Set task: Please copy all the lines that follow, word for word.

Records from a data source
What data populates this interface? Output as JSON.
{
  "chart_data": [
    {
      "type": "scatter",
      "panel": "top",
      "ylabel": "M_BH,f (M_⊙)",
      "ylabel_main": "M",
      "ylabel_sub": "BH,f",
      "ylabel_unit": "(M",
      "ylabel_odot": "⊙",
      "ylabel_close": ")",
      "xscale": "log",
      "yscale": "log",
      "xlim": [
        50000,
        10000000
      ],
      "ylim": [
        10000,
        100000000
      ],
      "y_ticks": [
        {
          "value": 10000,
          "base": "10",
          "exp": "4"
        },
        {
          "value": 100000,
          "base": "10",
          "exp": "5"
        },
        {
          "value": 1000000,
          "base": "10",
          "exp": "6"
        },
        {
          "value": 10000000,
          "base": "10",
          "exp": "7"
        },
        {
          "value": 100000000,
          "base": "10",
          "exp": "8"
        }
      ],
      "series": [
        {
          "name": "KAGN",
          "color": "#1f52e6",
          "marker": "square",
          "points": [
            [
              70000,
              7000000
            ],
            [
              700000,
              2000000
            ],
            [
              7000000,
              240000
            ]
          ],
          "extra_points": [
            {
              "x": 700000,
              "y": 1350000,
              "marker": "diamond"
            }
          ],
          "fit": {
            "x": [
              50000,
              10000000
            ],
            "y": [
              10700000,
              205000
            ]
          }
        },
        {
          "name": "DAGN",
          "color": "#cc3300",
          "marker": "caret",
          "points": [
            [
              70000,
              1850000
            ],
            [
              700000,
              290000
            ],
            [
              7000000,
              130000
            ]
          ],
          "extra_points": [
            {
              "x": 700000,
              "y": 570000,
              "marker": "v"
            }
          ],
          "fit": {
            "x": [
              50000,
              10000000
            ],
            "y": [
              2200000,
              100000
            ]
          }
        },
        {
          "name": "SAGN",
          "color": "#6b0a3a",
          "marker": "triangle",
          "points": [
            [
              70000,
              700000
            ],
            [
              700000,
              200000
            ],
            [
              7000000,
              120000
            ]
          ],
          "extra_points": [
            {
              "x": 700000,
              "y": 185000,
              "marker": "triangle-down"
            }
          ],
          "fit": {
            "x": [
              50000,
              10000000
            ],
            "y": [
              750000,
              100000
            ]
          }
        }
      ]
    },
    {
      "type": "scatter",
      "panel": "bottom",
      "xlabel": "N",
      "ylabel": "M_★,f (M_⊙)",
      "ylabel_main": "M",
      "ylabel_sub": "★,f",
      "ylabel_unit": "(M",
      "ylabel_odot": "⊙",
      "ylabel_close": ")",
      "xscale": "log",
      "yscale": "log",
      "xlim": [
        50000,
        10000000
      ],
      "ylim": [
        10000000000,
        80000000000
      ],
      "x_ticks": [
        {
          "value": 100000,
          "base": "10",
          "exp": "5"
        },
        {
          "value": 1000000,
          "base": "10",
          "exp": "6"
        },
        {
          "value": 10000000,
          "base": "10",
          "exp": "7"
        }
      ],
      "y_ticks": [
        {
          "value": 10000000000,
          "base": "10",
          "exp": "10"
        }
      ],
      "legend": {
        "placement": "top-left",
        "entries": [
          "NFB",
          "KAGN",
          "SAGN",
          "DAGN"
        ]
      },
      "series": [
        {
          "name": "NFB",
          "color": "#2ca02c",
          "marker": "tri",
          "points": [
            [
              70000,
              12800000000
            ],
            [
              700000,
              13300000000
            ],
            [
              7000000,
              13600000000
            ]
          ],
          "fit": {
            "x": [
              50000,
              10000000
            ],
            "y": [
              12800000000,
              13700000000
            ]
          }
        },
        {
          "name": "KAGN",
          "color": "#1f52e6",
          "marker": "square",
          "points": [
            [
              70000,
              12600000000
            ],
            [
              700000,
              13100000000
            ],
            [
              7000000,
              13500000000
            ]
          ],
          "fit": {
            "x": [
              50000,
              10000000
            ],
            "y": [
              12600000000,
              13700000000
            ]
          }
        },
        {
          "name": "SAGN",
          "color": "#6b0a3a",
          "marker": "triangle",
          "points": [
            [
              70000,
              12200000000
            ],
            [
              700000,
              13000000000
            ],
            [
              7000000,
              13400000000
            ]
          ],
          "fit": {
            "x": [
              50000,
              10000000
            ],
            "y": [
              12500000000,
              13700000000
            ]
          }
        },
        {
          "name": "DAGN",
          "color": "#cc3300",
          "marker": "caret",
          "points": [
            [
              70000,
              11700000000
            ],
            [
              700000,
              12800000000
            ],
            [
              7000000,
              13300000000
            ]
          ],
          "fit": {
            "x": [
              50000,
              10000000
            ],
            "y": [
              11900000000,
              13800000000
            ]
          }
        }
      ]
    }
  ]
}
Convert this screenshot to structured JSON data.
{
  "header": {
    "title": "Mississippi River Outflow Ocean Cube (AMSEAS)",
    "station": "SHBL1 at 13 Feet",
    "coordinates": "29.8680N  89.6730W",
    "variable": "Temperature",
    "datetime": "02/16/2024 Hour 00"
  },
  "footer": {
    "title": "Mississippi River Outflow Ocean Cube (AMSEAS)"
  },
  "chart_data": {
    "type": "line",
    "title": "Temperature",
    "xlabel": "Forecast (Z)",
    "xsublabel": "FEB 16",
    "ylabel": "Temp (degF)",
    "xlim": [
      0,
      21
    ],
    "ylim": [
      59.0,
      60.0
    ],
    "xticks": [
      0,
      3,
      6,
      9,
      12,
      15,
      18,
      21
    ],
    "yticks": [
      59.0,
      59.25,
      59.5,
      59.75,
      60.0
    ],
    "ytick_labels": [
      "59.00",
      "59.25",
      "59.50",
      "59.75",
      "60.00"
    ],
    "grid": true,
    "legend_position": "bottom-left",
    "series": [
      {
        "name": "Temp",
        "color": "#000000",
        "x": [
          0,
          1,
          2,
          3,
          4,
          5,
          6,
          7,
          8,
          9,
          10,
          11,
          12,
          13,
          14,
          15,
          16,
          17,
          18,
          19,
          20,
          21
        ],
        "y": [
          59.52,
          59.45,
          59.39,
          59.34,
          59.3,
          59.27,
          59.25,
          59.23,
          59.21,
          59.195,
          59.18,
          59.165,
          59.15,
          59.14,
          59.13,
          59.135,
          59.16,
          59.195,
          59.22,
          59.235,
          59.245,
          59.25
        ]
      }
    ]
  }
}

Written answer:
What data populates this interface? Output as JSON.
{
  "chart_data": [
    {
      "type": "scatter",
      "panel": "top",
      "ylabel": "M_BH,f (M_⊙)",
      "ylabel_main": "M",
      "ylabel_sub": "BH,f",
      "ylabel_unit": "(M",
      "ylabel_odot": "⊙",
      "ylabel_close": ")",
      "xscale": "log",
      "yscale": "log",
      "xlim": [
        50000,
        10000000
      ],
      "ylim": [
        10000,
        100000000
      ],
      "y_ticks": [
        {
          "value": 10000,
          "base": "10",
          "exp": "4"
        },
        {
          "value": 100000,
          "base": "10",
          "exp": "5"
        },
        {
          "value": 1000000,
          "base": "10",
          "exp": "6"
        },
        {
          "value": 10000000,
          "base": "10",
          "exp": "7"
        },
        {
          "value": 100000000,
          "base": "10",
          "exp": "8"
        }
      ],
      "series": [
        {
          "name": "KAGN",
          "color": "#1f52e6",
          "marker": "square",
          "points": [
            [
              70000,
              7000000
            ],
            [
              700000,
              2000000
            ],
            [
              7000000,
              240000
            ]
          ],
          "extra_points": [
            {
              "x": 700000,
              "y": 1350000,
              "marker": "diamond"
            }
          ],
          "fit": {
            "x": [
              50000,
              10000000
            ],
            "y": [
              10700000,
              205000
            ]
          }
        },
        {
          "name": "DAGN",
          "color": "#cc3300",
          "marker": "caret",
          "points": [
            [
              70000,
              1850000
            ],
            [
              700000,
              290000
            ],
            [
              7000000,
              130000
            ]
          ],
          "extra_points": [
            {
              "x": 700000,
              "y": 570000,
              "marker": "v"
            }
          ],
          "fit": {
            "x": [
              50000,
              10000000
            ],
            "y": [
              2200000,
              100000
            ]
          }
        },
        {
          "name": "SAGN",
          "color": "#6b0a3a",
          "marker": "triangle",
          "points": [
            [
              70000,
              700000
            ],
            [
              700000,
              200000
            ],
            [
              7000000,
              120000
            ]
          ],
          "extra_points": [
            {
              "x": 700000,
              "y": 185000,
              "marker": "triangle-down"
            }
          ],
          "fit": {
            "x": [
              50000,
              10000000
            ],
            "y": [
              750000,
              100000
            ]
          }
        }
      ]
    },
    {
      "type": "scatter",
      "panel": "bottom",
      "xlabel": "N",
      "ylabel": "M_★,f (M_⊙)",
      "ylabel_main": "M",
      "ylabel_sub": "★,f",
      "ylabel_unit": "(M",
      "ylabel_odot": "⊙",
      "ylabel_close": ")",
      "xscale": "log",
      "yscale": "log",
      "xlim": [
        50000,
        10000000
      ],
      "ylim": [
        10000000000,
        80000000000
      ],
      "x_ticks": [
        {
          "value": 100000,
          "base": "10",
          "exp": "5"
        },
        {
          "value": 1000000,
          "base": "10",
          "exp": "6"
        },
        {
          "value": 10000000,
          "base": "10",
          "exp": "7"
        }
      ],
      "y_ticks": [
        {
          "value": 10000000000,
          "base": "10",
          "exp": "10"
        }
      ],
      "legend": {
        "placement": "top-left",
        "entries": [
          "NFB",
          "KAGN",
          "SAGN",
          "DAGN"
        ]
      },
      "series": [
        {
          "name": "NFB",
          "color": "#2ca02c",
          "marker": "tri",
          "points": [
            [
              70000,
              12800000000
            ],
            [
              700000,
              13300000000
            ],
            [
              7000000,
              13600000000
            ]
          ],
          "fit": {
            "x": [
              50000,
              10000000
            ],
            "y": [
              12800000000,
              13700000000
            ]
          }
        },
        {
          "name": "KAGN",
          "color": "#1f52e6",
          "marker": "square",
          "points": [
            [
              70000,
              12600000000
            ],
            [
              700000,
              13100000000
            ],
            [
              7000000,
              13500000000
            ]
          ],
          "fit": {
            "x": [
              50000,
              10000000
            ],
            "y": [
              12600000000,
              13700000000
            ]
          }
        },
        {
          "name": "SAGN",
          "color": "#6b0a3a",
          "marker": "triangle",
          "points": [
            [
              70000,
              12200000000
            ],
            [
              700000,
              13000000000
            ],
            [
              7000000,
              13400000000
            ]
          ],
          "fit": {
            "x": [
              50000,
              10000000
            ],
            "y": [
              12500000000,
              13700000000
            ]
          }
        },
        {
          "name": "DAGN",
          "color": "#cc3300",
          "marker": "caret",
          "points": [
            [
              70000,
              11700000000
            ],
            [
              700000,
              12800000000
            ],
            [
              7000000,
              13300000000
            ]
          ],
          "fit": {
            "x": [
              50000,
              10000000
            ],
            "y": [
              11900000000,
              13800000000
            ]
          }
        }
      ]
    }
  ]
}
Convert this screenshot to structured JSON data.
{
  "header": {
    "title": "Mississippi River Outflow Ocean Cube (AMSEAS)",
    "station": "SHBL1 at 13 Feet",
    "coordinates": "29.8680N  89.6730W",
    "variable": "Temperature",
    "datetime": "02/16/2024 Hour 00"
  },
  "footer": {
    "title": "Mississippi River Outflow Ocean Cube (AMSEAS)"
  },
  "chart_data": {
    "type": "line",
    "title": "Temperature",
    "xlabel": "Forecast (Z)",
    "xsublabel": "FEB 16",
    "ylabel": "Temp (degF)",
    "xlim": [
      0,
      21
    ],
    "ylim": [
      59.0,
      60.0
    ],
    "xticks": [
      0,
      3,
      6,
      9,
      12,
      15,
      18,
      21
    ],
    "yticks": [
      59.0,
      59.25,
      59.5,
      59.75,
      60.0
    ],
    "ytick_labels": [
      "59.00",
      "59.25",
      "59.50",
      "59.75",
      "60.00"
    ],
    "grid": true,
    "legend_position": "bottom-left",
    "series": [
      {
        "name": "Temp",
        "color": "#000000",
        "x": [
          0,
          1,
          2,
          3,
          4,
          5,
          6,
          7,
          8,
          9,
          10,
          11,
          12,
          13,
          14,
          15,
          16,
          17,
          18,
          19,
          20,
          21
        ],
        "y": [
          59.52,
          59.45,
          59.39,
          59.34,
          59.3,
          59.27,
          59.25,
          59.23,
          59.21,
          59.195,
          59.18,
          59.165,
          59.15,
          59.14,
          59.13,
          59.135,
          59.16,
          59.195,
          59.22,
          59.235,
          59.245,
          59.25
        ]
      }
    ]
  }
}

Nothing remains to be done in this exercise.